| Rows from a figure dataset |
────
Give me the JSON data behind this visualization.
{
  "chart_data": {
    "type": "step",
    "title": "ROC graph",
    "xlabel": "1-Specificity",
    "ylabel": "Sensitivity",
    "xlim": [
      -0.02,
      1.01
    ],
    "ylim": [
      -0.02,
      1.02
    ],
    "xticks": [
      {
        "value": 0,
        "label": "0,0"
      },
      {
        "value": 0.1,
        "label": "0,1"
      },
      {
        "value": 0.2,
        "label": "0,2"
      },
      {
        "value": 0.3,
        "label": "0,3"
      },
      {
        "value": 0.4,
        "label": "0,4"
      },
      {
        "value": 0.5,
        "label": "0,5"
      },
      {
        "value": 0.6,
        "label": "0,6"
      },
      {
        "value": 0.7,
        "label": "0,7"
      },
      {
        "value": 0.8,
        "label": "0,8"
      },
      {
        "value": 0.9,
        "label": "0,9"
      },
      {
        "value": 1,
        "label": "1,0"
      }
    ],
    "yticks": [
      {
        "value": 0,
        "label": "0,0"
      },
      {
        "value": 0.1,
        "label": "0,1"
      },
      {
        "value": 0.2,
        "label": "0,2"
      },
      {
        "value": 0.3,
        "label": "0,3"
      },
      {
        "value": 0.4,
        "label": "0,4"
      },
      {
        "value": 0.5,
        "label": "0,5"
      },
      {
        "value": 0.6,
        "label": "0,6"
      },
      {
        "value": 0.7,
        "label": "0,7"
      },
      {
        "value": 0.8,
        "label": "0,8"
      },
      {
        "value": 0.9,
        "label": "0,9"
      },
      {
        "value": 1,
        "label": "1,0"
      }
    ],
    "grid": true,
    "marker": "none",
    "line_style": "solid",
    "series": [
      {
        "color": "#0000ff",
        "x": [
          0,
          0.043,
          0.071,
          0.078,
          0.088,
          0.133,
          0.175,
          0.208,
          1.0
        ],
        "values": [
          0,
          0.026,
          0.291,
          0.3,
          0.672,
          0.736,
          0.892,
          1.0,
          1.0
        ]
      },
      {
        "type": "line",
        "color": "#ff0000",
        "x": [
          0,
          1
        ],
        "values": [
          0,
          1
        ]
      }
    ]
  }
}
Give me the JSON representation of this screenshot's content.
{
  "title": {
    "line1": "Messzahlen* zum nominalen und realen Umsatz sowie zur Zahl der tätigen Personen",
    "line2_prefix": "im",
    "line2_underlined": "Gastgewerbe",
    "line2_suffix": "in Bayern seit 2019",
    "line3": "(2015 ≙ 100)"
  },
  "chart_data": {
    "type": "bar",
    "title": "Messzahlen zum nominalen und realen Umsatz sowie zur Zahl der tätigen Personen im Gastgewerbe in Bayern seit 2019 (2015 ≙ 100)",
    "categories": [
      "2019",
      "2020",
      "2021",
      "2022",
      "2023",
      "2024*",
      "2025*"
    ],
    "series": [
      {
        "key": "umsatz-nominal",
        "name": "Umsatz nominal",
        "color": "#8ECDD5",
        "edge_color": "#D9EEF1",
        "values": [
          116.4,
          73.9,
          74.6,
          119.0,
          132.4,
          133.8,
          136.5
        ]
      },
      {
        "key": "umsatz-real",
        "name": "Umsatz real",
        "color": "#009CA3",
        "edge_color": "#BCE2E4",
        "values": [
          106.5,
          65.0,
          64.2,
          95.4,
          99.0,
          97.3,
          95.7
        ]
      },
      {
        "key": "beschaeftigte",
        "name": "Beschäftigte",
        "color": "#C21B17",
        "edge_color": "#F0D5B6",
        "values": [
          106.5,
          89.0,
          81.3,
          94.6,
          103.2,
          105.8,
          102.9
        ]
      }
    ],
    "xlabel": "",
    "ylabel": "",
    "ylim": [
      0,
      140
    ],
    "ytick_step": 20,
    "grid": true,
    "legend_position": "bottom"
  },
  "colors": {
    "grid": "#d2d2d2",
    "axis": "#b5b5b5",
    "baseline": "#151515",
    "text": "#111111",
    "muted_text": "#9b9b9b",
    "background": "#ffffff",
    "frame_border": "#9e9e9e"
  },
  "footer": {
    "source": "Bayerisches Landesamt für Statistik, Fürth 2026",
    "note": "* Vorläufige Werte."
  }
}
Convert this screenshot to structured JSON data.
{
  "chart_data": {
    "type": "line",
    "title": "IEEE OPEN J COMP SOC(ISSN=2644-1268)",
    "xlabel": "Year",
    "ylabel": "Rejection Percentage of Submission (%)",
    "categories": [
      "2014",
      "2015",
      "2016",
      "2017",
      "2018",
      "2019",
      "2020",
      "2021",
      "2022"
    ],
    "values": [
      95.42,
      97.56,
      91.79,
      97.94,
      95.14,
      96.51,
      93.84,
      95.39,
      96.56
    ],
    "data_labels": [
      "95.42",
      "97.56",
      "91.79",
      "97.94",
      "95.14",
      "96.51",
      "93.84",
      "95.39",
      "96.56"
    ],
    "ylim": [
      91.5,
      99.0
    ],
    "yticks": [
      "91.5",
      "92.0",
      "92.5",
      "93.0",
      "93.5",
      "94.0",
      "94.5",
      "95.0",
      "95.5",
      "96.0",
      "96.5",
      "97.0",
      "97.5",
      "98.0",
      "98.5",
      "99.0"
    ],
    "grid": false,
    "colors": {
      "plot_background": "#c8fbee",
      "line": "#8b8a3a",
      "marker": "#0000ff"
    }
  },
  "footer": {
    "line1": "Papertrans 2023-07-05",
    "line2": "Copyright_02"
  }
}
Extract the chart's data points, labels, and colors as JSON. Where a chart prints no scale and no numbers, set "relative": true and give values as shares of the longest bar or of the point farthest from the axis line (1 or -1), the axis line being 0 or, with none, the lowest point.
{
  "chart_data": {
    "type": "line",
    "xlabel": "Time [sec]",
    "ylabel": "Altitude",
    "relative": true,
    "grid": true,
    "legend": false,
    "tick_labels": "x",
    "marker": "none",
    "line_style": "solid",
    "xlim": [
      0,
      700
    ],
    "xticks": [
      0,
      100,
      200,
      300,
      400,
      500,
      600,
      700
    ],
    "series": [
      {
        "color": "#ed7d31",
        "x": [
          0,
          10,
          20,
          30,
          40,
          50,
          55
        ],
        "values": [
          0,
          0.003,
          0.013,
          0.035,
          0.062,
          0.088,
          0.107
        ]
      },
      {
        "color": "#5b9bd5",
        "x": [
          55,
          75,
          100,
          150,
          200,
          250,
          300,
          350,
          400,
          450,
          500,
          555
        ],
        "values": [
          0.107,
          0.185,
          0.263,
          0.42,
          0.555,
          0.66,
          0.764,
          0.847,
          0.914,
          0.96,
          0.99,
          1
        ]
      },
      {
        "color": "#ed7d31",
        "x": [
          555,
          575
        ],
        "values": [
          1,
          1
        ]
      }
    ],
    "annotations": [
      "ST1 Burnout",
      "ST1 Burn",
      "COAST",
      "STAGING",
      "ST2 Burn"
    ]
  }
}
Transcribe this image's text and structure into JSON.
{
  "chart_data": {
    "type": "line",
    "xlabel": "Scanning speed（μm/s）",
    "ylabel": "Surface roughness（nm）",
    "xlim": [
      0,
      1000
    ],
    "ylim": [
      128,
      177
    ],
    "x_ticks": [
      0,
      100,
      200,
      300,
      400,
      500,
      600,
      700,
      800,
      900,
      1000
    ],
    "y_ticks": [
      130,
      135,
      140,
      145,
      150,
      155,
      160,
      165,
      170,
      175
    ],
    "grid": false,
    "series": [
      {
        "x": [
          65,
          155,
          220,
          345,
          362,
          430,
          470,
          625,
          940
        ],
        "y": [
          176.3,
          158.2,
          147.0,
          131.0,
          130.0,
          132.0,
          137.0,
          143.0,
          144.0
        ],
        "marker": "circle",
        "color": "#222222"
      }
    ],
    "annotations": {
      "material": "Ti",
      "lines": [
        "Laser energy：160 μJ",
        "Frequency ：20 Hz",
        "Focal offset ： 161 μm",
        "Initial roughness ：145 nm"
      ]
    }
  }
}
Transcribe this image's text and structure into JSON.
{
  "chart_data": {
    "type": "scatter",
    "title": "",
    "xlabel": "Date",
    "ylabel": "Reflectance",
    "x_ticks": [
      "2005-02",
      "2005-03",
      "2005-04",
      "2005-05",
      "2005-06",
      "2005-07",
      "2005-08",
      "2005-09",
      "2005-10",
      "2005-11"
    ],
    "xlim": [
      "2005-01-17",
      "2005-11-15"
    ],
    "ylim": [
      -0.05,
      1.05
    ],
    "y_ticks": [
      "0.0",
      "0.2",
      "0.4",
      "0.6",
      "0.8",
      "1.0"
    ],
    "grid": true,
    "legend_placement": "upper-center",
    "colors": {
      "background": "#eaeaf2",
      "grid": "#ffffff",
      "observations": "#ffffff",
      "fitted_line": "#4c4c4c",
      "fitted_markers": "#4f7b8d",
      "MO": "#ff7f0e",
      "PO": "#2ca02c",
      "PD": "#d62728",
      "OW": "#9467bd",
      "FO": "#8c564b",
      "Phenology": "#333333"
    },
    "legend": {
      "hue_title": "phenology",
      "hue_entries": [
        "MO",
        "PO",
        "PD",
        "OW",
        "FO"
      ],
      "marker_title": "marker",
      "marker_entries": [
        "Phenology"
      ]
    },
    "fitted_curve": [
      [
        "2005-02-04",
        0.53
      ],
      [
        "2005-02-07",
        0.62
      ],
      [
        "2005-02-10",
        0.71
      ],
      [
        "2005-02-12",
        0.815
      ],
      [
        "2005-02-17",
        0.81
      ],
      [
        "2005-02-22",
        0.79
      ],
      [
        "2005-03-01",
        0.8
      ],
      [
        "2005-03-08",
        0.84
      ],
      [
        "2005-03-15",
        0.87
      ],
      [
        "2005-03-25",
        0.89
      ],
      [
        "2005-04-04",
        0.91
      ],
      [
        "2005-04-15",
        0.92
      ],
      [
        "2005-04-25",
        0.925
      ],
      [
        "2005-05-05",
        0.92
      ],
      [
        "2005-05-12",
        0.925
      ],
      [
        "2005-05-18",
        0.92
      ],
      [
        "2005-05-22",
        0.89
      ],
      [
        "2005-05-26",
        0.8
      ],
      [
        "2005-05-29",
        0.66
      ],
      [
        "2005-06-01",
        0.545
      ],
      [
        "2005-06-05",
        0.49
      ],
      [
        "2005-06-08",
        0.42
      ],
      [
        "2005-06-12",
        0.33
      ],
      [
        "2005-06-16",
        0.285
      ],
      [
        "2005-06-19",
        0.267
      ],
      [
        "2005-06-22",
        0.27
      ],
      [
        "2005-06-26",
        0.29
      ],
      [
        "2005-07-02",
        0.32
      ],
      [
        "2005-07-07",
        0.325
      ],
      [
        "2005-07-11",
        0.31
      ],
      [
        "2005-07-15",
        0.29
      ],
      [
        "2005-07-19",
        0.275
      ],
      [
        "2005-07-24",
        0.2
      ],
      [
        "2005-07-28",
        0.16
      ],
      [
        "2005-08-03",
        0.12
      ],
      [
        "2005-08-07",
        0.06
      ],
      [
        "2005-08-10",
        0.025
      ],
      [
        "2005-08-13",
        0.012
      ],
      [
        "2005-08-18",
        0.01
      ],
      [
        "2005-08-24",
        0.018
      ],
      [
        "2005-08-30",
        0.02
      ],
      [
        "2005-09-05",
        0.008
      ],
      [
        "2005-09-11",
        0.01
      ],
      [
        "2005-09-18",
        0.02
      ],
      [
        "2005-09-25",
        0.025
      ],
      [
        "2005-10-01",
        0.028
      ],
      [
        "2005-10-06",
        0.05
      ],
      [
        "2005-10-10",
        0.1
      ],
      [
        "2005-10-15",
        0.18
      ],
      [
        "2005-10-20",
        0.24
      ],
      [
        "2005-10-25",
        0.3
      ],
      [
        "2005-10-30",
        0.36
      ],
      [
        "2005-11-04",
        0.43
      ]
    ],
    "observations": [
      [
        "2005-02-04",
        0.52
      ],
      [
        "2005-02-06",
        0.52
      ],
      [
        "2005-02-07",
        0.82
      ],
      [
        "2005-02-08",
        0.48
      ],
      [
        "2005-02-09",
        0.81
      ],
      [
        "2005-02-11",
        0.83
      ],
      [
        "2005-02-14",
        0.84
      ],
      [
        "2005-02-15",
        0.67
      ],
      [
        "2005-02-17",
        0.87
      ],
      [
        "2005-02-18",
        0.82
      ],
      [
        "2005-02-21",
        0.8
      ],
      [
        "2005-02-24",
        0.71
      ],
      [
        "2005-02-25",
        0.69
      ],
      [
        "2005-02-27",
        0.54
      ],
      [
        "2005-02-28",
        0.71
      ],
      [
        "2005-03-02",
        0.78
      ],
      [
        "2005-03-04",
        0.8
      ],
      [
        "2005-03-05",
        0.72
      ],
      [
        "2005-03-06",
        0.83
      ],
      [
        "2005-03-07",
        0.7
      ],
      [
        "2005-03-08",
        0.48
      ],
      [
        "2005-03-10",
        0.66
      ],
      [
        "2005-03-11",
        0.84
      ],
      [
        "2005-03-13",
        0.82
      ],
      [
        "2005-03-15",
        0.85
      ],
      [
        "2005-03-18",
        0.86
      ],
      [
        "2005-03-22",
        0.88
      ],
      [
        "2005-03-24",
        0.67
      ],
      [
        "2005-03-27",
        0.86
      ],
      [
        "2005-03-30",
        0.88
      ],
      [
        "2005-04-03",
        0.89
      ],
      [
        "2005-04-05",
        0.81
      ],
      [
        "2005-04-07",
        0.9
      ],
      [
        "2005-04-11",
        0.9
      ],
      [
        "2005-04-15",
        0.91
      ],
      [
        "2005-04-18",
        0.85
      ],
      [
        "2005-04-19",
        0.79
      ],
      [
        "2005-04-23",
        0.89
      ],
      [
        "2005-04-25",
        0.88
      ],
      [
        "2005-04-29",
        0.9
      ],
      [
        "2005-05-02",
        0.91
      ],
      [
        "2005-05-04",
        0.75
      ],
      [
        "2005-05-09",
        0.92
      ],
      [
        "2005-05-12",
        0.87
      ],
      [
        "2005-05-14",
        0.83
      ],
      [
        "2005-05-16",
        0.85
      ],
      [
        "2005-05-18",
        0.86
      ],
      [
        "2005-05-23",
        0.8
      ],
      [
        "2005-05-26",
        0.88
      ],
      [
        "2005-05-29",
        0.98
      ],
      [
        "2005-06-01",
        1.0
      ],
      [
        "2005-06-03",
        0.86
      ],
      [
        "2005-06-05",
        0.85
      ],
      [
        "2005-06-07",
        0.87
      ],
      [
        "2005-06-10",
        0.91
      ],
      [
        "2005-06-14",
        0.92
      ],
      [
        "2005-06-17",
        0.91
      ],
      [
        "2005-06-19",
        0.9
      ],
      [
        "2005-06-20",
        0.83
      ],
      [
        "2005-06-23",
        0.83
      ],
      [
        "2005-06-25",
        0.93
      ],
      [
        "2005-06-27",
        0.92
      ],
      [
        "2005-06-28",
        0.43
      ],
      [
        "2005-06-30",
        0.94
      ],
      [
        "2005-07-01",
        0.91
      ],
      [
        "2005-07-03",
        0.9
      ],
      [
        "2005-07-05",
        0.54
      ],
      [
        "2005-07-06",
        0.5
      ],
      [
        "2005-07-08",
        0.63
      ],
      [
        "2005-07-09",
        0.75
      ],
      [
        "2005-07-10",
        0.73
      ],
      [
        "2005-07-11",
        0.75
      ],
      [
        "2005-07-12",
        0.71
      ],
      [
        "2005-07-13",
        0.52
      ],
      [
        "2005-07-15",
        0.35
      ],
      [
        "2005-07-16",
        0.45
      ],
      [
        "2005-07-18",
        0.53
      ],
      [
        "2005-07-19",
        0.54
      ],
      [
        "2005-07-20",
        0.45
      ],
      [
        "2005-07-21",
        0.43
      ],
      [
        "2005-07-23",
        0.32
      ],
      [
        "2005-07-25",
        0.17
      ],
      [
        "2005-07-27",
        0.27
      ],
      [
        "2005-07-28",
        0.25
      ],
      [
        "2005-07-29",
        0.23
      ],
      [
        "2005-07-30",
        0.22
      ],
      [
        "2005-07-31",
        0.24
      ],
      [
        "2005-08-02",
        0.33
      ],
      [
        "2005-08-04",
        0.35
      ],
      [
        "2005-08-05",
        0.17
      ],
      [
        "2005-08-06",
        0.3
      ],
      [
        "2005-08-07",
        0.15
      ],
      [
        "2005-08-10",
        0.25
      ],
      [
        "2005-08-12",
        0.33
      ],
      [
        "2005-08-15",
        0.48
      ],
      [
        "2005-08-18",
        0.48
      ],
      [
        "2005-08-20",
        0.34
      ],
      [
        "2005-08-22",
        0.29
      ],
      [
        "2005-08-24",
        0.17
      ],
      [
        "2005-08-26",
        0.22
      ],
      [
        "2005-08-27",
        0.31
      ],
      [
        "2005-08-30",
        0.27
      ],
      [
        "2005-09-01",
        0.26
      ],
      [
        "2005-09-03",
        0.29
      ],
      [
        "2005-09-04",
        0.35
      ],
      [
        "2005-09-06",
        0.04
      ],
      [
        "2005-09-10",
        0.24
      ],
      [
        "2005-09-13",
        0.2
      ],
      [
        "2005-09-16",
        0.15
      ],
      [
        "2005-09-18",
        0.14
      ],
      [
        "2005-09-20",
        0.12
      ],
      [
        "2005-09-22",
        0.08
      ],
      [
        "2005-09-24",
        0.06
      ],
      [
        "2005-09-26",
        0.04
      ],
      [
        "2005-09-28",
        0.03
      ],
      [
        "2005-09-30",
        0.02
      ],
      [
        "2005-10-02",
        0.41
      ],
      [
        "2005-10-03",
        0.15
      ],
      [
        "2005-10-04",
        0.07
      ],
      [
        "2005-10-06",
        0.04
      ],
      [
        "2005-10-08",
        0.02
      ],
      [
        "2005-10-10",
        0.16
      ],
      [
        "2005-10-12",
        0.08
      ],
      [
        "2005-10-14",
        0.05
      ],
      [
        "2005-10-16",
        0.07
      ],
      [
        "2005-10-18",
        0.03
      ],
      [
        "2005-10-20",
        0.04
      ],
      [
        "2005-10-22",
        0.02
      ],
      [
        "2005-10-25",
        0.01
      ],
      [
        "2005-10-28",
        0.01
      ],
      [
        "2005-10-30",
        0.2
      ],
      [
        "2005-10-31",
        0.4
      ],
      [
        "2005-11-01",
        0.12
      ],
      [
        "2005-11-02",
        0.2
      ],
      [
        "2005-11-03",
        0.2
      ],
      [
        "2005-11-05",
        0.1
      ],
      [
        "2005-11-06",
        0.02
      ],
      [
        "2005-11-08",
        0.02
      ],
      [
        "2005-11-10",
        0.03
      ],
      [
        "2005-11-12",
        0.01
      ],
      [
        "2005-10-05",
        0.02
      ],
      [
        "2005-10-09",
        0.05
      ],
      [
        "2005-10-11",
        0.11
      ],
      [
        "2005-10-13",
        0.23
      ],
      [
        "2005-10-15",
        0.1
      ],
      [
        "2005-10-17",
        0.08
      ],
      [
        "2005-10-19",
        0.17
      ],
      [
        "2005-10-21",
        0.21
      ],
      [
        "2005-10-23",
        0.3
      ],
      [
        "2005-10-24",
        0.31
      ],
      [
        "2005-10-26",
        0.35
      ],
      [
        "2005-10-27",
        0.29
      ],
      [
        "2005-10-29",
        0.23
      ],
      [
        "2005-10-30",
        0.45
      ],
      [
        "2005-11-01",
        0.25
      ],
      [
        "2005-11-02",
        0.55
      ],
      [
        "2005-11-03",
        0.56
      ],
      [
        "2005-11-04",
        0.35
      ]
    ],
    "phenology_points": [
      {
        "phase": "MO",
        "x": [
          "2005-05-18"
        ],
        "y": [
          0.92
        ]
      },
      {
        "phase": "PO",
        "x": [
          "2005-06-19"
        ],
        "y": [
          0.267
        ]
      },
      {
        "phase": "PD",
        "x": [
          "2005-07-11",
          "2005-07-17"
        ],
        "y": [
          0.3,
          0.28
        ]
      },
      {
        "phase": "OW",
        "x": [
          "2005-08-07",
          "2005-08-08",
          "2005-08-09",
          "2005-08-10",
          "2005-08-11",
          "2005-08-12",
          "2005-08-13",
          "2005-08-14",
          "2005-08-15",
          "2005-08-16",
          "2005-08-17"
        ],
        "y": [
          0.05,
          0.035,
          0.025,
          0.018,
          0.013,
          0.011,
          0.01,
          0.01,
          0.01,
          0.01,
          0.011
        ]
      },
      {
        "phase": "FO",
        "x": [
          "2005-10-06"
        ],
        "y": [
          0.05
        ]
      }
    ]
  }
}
────
| EXERCISE DETAILS |
Where a line of the material above holds the string "type", copy that line.

| ANSWER FOR THIS EXERCISE |
    "type": "step",
        "type": "line",
    "type": "bar",
    "type": "line",
    "type": "line",
    "type": "line",
    "type": "scatter",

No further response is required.